What you need to do
Exactly how many lines have the word "color"? Answer with the bare number.

Stored rows

_ _ _ _ _ _ _

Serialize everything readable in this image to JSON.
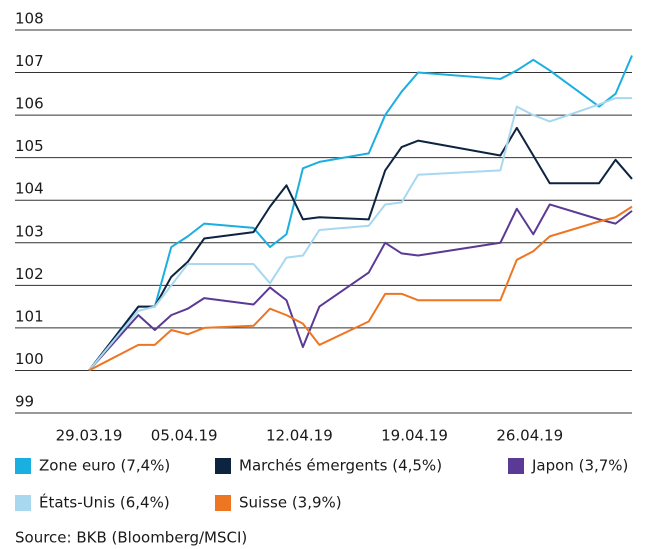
{
  "chart_data": {
    "type": "line",
    "x": [
      "29.03.19",
      "01.04.19",
      "02.04.19",
      "03.04.19",
      "04.04.19",
      "05.04.19",
      "08.04.19",
      "09.04.19",
      "10.04.19",
      "11.04.19",
      "12.04.19",
      "15.04.19",
      "16.04.19",
      "17.04.19",
      "18.04.19",
      "23.04.19",
      "24.04.19",
      "25.04.19",
      "26.04.19",
      "29.04.19",
      "30.04.19",
      "01.05.19"
    ],
    "xticks": [
      "29.03.19",
      "05.04.19",
      "12.04.19",
      "19.04.19",
      "26.04.19"
    ],
    "ylim": [
      99,
      108
    ],
    "yticks": [
      99,
      100,
      101,
      102,
      103,
      104,
      105,
      106,
      107,
      108
    ],
    "grid": true,
    "series": [
      {
        "name": "Zone euro (7,4%)",
        "color": "#1aafe0",
        "values": [
          100,
          101.5,
          101.5,
          102.9,
          103.15,
          103.45,
          103.35,
          102.9,
          103.2,
          104.75,
          104.9,
          105.1,
          106.0,
          106.55,
          107.0,
          106.85,
          107.05,
          107.3,
          107.05,
          106.2,
          106.5,
          107.4
        ]
      },
      {
        "name": "Marchés émergents (4,5%)",
        "color": "#0d2340",
        "values": [
          100,
          101.5,
          101.5,
          102.2,
          102.55,
          103.1,
          103.25,
          103.85,
          104.35,
          103.55,
          103.6,
          103.55,
          104.7,
          105.25,
          105.4,
          105.05,
          105.7,
          105.05,
          104.4,
          104.4,
          104.95,
          104.5
        ]
      },
      {
        "name": "Japon (3,7%)",
        "color": "#5b3a96",
        "values": [
          100,
          101.3,
          100.95,
          101.3,
          101.45,
          101.7,
          101.55,
          101.95,
          101.65,
          100.55,
          101.5,
          102.3,
          103.0,
          102.75,
          102.7,
          103.0,
          103.8,
          103.2,
          103.9,
          103.55,
          103.45,
          103.75
        ]
      },
      {
        "name": "États-Unis (6,4%)",
        "color": "#a8d8f0",
        "values": [
          100,
          101.4,
          101.5,
          102.0,
          102.5,
          102.5,
          102.5,
          102.05,
          102.65,
          102.7,
          103.3,
          103.4,
          103.9,
          103.95,
          104.6,
          104.7,
          106.2,
          106.0,
          105.85,
          106.25,
          106.4,
          106.4
        ]
      },
      {
        "name": "Suisse (3,9%)",
        "color": "#ee7623",
        "values": [
          100,
          100.6,
          100.6,
          100.95,
          100.85,
          101.0,
          101.05,
          101.45,
          101.3,
          101.1,
          100.6,
          101.15,
          101.8,
          101.8,
          101.65,
          101.65,
          102.6,
          102.8,
          103.15,
          103.5,
          103.6,
          103.85
        ]
      }
    ],
    "source": "Source: BKB (Bloomberg/MSCI)"
  }
}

_ _ _ _ _ _ _

Result below
5